## begin
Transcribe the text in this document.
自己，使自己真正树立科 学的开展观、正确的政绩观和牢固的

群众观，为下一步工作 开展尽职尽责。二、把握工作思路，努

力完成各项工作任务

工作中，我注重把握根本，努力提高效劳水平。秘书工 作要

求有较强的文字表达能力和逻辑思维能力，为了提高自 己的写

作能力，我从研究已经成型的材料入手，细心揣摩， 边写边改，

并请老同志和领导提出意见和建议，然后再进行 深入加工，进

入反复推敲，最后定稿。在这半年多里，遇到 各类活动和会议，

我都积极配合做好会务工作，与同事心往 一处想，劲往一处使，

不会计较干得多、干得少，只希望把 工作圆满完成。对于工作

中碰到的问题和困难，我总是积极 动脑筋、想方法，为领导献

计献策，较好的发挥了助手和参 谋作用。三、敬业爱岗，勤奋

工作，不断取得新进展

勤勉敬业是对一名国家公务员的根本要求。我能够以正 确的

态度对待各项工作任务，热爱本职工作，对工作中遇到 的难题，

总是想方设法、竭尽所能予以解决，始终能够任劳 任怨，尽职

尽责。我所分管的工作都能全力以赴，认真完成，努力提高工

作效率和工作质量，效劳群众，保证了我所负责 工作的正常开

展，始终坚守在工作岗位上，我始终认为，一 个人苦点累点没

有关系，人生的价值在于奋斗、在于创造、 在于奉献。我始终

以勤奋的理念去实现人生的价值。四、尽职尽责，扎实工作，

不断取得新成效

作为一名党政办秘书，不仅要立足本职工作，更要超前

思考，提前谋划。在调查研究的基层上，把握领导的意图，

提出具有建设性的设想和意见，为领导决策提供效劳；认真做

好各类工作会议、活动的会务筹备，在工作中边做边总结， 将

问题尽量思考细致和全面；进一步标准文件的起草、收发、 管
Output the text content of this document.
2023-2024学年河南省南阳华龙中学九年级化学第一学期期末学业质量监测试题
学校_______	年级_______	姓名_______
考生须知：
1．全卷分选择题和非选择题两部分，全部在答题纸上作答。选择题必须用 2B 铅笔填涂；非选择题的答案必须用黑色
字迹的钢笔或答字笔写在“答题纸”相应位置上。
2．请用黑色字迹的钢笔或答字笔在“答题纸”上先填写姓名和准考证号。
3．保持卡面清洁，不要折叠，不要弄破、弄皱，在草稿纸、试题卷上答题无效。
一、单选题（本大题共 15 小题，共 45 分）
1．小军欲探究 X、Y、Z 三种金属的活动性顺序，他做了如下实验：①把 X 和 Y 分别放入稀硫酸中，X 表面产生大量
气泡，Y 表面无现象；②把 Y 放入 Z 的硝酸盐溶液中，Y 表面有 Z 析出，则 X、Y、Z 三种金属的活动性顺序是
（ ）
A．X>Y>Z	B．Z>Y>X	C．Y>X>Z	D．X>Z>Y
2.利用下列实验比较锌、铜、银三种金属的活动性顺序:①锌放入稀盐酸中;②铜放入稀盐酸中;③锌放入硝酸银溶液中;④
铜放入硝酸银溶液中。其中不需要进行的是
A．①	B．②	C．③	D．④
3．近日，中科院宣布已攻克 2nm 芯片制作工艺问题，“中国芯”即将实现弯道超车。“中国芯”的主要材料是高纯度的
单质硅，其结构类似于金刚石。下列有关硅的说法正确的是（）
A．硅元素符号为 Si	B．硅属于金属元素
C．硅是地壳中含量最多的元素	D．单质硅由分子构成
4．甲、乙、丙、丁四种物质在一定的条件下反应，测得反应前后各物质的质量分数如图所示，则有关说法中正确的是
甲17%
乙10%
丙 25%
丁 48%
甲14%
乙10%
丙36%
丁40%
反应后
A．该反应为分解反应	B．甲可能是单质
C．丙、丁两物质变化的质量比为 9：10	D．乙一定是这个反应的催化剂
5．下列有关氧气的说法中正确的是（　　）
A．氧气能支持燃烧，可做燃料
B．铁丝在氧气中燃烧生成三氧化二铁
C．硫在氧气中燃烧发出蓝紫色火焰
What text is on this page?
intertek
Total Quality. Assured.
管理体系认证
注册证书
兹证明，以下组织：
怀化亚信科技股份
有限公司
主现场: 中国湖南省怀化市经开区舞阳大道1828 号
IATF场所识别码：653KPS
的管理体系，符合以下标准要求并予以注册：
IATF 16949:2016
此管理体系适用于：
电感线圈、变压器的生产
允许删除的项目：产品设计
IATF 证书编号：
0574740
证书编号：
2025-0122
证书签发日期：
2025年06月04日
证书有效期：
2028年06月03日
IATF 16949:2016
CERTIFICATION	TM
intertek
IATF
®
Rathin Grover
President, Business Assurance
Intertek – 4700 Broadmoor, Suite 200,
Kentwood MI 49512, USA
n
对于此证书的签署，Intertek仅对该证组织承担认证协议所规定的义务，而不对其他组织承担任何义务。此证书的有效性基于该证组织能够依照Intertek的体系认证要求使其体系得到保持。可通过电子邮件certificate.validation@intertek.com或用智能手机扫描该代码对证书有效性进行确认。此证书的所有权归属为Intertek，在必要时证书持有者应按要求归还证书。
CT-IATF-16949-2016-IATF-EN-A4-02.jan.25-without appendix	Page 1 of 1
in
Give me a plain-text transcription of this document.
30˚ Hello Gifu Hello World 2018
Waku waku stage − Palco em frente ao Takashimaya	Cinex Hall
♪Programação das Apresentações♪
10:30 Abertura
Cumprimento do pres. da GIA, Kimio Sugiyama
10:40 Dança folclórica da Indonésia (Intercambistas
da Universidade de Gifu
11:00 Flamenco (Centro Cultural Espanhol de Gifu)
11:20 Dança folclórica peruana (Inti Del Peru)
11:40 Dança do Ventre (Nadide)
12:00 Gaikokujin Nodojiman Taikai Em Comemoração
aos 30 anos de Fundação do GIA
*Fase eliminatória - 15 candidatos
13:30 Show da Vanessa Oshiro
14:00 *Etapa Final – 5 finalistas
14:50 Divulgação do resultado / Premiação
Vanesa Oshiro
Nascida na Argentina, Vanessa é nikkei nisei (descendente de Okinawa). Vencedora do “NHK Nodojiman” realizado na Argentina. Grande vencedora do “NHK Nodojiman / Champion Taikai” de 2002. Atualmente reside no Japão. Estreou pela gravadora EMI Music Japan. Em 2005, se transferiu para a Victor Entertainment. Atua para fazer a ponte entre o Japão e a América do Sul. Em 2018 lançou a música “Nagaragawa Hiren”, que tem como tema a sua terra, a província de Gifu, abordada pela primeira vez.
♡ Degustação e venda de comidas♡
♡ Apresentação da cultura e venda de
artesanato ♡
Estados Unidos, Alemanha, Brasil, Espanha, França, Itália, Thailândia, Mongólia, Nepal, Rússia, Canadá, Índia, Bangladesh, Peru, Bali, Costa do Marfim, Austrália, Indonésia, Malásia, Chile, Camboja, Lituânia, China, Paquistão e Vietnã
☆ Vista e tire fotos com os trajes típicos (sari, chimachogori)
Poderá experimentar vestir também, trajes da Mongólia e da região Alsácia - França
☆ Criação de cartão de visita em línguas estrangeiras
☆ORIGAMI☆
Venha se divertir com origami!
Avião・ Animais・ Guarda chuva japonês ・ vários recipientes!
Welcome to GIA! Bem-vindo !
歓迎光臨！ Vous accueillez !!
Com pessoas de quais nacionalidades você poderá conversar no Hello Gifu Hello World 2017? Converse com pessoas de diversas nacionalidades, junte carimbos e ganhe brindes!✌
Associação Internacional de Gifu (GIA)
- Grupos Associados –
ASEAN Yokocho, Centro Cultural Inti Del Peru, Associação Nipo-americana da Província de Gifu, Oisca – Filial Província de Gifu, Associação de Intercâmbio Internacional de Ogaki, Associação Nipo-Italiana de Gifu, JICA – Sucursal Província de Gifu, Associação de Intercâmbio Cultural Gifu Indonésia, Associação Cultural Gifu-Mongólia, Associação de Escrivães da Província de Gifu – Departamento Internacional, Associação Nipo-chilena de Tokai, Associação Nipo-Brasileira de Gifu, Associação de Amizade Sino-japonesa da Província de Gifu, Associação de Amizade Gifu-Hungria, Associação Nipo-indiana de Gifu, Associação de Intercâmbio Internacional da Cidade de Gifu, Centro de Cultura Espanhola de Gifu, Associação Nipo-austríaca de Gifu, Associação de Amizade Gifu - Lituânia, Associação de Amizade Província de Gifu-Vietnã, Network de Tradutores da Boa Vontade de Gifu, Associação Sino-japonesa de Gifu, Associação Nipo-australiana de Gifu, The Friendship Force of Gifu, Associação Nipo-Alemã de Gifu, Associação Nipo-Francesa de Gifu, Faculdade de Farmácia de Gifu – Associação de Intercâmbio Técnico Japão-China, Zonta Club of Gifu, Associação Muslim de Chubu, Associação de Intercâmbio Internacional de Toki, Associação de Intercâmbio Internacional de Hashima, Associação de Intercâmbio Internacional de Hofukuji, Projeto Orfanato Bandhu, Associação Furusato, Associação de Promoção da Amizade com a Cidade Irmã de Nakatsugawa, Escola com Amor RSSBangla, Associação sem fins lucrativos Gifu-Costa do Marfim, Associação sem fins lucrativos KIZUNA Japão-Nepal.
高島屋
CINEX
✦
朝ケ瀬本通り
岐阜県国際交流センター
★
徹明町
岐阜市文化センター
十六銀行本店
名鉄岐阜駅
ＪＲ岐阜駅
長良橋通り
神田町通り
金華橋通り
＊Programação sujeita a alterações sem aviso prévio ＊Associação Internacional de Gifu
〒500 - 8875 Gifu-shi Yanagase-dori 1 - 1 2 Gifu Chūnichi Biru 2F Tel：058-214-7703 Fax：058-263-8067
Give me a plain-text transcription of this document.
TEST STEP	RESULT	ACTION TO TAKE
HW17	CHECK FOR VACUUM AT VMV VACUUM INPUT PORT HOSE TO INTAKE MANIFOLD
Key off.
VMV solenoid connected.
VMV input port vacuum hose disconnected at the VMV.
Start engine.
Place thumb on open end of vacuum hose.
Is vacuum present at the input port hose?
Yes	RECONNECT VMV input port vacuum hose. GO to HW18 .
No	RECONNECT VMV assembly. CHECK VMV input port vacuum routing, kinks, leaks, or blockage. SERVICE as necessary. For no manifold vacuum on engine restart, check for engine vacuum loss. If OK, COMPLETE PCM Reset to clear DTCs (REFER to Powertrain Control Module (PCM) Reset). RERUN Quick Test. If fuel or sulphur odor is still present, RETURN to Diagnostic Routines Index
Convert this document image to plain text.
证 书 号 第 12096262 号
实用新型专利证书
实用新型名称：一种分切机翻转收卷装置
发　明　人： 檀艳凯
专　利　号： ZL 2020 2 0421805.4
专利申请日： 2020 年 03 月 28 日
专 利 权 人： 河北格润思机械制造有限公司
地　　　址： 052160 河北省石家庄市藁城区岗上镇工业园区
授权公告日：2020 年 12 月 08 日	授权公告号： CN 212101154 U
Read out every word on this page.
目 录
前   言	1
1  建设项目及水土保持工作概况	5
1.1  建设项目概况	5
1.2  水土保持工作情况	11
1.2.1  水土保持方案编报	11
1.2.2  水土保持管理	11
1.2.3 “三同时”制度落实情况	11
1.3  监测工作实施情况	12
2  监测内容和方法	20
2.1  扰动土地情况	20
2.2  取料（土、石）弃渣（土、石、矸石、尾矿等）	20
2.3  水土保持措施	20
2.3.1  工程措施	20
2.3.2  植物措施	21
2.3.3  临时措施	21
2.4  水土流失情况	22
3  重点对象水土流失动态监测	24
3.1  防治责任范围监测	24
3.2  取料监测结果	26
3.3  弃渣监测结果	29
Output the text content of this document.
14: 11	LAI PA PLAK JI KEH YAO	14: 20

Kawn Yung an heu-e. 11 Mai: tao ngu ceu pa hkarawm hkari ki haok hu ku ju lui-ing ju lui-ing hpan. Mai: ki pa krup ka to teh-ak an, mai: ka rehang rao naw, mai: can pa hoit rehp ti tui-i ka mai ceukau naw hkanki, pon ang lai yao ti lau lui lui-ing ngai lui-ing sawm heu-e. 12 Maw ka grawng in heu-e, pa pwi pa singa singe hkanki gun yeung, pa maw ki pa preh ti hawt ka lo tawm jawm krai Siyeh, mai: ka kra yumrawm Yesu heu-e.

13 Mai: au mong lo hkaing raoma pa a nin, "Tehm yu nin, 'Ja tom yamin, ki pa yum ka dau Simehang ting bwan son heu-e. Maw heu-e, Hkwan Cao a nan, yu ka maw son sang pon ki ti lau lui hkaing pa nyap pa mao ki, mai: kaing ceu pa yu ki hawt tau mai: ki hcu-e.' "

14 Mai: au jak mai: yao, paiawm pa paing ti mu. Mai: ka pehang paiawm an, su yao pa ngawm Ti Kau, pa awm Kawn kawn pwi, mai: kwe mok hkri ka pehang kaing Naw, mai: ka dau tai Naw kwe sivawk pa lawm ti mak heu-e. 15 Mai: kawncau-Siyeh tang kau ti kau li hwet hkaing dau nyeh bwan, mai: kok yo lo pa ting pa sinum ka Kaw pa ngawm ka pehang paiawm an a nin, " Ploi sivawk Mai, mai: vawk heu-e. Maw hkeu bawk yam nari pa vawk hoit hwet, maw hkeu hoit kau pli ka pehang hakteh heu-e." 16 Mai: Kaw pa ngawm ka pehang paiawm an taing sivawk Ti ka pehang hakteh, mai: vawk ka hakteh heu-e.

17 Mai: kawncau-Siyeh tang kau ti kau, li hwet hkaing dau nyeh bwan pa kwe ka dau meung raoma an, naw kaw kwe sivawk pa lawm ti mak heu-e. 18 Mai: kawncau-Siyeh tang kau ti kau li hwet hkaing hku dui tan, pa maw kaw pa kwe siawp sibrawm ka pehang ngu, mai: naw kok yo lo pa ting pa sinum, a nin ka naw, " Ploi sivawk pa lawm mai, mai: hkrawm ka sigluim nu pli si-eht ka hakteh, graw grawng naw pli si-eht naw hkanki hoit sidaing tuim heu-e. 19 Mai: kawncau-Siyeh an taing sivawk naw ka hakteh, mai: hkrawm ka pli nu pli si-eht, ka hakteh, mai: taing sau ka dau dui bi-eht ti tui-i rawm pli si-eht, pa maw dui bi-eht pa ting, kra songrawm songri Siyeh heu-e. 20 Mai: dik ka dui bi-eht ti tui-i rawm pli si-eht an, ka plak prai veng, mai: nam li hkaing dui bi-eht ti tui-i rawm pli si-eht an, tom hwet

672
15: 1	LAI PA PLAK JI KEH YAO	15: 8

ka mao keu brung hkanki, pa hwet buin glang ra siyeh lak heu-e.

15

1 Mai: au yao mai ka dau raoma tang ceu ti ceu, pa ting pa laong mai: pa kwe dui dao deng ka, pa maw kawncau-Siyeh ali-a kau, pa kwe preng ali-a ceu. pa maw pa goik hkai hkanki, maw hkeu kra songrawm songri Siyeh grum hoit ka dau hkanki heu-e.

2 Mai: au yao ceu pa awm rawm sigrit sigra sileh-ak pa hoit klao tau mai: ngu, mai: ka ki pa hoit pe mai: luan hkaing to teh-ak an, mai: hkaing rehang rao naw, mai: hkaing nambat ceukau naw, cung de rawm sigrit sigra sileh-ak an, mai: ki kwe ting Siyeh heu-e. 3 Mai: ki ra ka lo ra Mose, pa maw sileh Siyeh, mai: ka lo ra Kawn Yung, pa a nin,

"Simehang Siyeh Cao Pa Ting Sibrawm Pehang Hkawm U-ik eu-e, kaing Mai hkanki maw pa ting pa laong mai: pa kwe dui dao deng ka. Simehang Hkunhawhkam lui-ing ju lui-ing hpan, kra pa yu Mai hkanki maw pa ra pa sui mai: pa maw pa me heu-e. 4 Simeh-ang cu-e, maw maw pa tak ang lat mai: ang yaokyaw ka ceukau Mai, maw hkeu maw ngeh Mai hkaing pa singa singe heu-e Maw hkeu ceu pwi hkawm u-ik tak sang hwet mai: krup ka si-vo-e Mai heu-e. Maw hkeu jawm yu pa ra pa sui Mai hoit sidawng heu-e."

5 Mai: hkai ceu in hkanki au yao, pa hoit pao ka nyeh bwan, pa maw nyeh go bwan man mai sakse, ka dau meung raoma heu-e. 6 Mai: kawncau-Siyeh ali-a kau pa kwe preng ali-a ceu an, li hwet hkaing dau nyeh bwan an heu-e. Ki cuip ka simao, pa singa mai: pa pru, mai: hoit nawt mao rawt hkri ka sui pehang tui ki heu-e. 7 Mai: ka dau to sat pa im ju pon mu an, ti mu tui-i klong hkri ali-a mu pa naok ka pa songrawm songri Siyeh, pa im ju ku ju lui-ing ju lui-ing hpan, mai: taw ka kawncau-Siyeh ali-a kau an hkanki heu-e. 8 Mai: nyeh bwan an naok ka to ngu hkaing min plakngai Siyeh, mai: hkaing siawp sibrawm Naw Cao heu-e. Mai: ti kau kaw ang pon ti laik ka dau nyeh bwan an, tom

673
## end
#### PROBLEM DESCRIPTION:
Scan the entries above for the word "trajes" and collect each line holding it.

#### COMPLETED EXERCISE:
☆ Vista e tire fotos com os trajes típicos (sari, chimachogori)
Poderá experimentar vestir também, trajes da Mongólia e da região Alsácia - França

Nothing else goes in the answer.